** begin **

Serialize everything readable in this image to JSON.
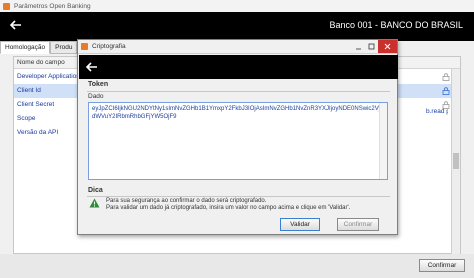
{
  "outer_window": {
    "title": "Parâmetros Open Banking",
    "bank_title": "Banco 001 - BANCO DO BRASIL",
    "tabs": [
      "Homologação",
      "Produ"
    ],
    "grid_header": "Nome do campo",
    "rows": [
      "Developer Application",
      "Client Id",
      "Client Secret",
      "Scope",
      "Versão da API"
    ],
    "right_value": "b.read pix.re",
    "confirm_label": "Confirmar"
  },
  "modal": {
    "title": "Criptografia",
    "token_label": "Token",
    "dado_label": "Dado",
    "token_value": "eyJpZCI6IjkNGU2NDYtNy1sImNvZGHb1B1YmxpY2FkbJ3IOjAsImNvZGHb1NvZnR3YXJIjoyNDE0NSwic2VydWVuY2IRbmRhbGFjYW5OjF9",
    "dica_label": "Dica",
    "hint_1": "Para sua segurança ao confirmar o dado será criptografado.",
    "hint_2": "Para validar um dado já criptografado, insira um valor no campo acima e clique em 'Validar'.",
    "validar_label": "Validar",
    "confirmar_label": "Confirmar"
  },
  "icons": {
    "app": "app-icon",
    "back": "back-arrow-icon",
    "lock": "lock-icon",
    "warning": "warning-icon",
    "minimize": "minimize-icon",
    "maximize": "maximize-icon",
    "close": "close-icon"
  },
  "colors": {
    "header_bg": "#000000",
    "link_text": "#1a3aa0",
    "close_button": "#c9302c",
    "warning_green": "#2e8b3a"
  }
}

** end **

Copy every record above exactly as written, but leave out the pictures.

Serialize everything readable in this image to JSON.
{
  "outer_window": {
    "title": "Parâmetros Open Banking",
    "bank_title": "Banco 001 - BANCO DO BRASIL",
    "tabs": [
      "Homologação",
      "Produ"
    ],
    "grid_header": "Nome do campo",
    "rows": [
      "Developer Application",
      "Client Id",
      "Client Secret",
      "Scope",
      "Versão da API"
    ],
    "right_value": "b.read pix.re",
    "confirm_label": "Confirmar"
  },
  "modal": {
    "title": "Criptografia",
    "token_label": "Token",
    "dado_label": "Dado",
    "token_value": "eyJpZCI6IjkNGU2NDYtNy1sImNvZGHb1B1YmxpY2FkbJ3IOjAsImNvZGHb1NvZnR3YXJIjoyNDE0NSwic2VydWVuY2IRbmRhbGFjYW5OjF9",
    "dica_label": "Dica",
    "hint_1": "Para sua segurança ao confirmar o dado será criptografado.",
    "hint_2": "Para validar um dado já criptografado, insira um valor no campo acima e clique em 'Validar'.",
    "validar_label": "Validar",
    "confirmar_label": "Confirmar"
  },
  "icons": {
    "app": "app-icon",
    "back": "back-arrow-icon",
    "lock": "lock-icon",
    "warning": "warning-icon",
    "minimize": "minimize-icon",
    "maximize": "maximize-icon",
    "close": "close-icon"
  },
  "colors": {
    "header_bg": "#000000",
    "link_text": "#1a3aa0",
    "close_button": "#c9302c",
    "warning_green": "#2e8b3a"
  }
}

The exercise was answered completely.